**WHAT NEEDS TO BE DONE:**
Look through the lines below and extract any with the word "Number".

————

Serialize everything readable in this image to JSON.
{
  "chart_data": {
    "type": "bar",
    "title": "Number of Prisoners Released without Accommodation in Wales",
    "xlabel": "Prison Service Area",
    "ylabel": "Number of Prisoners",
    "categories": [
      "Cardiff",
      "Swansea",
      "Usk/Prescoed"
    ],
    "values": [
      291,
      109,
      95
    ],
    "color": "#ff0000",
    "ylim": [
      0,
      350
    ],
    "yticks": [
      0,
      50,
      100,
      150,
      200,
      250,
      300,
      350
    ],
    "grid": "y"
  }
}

————

**RIGHT ANSWER:**
    "title": "Number of Prisoners Released without Accommodation in Wales",
    "ylabel": "Number of Prisoners",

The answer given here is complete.